**PROBLEM TO WORK ON**
Check every line for the word "própria" and give the number of lines where it occurs, nothing else.

---------- SUPPLIED DATA ----------

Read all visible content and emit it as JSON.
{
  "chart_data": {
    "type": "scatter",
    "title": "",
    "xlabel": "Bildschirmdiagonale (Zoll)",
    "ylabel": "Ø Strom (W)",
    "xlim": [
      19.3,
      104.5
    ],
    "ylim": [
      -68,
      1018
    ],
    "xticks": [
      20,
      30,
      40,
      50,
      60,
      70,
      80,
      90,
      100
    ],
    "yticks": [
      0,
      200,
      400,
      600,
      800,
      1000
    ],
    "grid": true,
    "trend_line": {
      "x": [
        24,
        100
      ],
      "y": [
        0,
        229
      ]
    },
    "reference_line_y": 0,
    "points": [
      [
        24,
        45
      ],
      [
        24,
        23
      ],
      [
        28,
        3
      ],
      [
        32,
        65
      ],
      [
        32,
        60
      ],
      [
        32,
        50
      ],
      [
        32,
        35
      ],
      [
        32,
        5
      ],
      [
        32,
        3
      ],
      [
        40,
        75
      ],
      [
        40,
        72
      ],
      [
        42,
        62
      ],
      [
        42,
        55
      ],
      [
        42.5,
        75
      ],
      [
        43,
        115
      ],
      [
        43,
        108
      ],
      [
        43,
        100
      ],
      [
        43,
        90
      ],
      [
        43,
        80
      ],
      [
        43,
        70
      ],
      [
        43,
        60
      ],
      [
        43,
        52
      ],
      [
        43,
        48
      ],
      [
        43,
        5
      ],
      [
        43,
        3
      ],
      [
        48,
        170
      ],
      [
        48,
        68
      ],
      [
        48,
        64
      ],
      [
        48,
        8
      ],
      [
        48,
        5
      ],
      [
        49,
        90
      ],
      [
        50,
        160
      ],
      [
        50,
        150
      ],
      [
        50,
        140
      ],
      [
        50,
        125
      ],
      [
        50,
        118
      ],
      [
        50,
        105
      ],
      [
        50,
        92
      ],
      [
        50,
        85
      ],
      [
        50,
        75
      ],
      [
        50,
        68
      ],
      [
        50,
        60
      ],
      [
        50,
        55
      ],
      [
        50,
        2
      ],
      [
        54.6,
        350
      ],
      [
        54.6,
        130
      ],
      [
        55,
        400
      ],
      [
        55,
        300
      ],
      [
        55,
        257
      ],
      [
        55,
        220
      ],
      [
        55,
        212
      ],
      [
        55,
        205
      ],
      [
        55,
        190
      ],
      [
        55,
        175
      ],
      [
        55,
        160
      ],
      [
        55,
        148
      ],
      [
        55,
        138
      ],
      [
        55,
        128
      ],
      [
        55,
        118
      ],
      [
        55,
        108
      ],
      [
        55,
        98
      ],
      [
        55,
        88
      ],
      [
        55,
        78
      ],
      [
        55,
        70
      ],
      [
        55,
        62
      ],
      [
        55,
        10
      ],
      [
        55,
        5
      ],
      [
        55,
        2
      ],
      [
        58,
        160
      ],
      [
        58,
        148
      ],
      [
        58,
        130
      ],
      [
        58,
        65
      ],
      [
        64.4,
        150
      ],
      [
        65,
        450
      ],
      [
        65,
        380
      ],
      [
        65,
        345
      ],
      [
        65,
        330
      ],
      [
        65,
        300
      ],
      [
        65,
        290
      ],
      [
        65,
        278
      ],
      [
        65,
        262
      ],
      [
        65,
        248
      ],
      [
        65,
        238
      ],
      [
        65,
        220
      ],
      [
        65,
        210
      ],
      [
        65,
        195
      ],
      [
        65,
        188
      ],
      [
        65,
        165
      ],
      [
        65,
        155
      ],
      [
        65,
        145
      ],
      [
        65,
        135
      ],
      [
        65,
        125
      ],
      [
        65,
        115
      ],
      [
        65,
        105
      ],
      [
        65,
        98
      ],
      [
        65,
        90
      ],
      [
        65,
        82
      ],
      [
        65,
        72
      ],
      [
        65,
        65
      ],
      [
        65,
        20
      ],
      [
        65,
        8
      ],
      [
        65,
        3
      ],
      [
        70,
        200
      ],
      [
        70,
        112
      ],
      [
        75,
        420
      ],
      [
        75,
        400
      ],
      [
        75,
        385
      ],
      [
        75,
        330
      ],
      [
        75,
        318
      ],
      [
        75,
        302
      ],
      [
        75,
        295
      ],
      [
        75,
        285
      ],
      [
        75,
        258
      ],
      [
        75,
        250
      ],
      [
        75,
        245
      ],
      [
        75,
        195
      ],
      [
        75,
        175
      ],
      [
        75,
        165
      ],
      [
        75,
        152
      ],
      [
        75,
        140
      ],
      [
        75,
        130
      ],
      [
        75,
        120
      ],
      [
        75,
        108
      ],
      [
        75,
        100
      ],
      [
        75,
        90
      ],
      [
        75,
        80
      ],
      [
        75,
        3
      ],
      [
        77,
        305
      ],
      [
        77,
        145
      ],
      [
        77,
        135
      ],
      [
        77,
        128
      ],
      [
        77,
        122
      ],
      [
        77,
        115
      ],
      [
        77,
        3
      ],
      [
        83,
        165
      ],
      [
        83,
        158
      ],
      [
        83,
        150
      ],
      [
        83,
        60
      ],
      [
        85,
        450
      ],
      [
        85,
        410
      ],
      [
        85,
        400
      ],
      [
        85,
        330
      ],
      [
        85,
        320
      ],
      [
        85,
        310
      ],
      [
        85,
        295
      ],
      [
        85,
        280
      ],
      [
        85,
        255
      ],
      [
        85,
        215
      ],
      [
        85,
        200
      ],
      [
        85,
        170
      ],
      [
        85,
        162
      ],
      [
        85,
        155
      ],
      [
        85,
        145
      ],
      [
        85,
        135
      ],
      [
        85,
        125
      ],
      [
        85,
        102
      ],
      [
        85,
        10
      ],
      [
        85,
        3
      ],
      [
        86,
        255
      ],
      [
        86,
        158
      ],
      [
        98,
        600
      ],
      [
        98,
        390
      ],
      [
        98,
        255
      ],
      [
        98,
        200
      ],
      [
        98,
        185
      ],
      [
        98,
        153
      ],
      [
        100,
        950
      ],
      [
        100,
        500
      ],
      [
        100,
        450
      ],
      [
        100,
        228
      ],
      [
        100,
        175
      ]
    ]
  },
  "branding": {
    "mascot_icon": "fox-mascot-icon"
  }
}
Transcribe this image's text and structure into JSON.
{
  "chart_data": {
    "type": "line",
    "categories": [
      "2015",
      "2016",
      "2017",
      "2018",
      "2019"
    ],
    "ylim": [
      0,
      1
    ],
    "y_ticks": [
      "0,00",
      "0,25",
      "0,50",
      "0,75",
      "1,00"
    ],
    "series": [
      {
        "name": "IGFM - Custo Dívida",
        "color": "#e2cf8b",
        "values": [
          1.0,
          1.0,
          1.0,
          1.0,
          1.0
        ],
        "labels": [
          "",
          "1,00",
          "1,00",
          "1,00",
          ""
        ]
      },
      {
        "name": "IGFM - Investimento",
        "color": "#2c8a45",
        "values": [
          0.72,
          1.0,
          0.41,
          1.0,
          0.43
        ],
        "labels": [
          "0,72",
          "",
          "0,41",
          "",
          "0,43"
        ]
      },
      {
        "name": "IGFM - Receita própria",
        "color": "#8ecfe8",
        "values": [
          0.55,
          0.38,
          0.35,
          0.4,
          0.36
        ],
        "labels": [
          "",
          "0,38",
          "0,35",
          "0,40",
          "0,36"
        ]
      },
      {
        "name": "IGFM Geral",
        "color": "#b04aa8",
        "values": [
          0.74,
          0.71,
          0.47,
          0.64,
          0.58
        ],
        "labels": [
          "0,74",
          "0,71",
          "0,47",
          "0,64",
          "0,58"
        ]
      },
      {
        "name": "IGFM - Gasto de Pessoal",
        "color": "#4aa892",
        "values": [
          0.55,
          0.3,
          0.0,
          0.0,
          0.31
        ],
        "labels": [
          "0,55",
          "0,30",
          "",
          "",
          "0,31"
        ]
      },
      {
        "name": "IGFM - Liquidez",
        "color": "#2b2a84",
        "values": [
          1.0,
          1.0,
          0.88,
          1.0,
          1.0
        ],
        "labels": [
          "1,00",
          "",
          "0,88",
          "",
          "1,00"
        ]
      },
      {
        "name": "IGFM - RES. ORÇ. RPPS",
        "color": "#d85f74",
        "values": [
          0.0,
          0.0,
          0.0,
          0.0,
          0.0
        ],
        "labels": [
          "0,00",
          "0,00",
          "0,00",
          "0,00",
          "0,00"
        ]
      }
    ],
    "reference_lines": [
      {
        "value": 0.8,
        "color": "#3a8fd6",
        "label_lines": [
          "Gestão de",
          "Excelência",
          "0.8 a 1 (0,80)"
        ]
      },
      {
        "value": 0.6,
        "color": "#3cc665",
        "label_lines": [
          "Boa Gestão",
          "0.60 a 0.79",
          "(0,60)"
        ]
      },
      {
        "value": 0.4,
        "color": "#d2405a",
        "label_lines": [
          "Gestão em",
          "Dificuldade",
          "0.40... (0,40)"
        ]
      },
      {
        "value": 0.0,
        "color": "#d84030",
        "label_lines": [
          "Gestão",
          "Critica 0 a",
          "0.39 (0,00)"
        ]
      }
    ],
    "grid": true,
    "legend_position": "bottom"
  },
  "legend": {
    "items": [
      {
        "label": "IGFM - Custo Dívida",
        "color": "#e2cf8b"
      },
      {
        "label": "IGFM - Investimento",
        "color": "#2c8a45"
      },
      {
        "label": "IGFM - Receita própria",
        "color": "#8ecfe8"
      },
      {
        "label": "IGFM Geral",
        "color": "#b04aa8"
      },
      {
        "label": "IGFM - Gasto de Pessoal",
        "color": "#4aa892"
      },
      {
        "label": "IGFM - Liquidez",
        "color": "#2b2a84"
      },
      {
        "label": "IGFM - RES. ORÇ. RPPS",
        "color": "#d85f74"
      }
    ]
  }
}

----------

**ANSWER FOR THIS EXERCISE**
2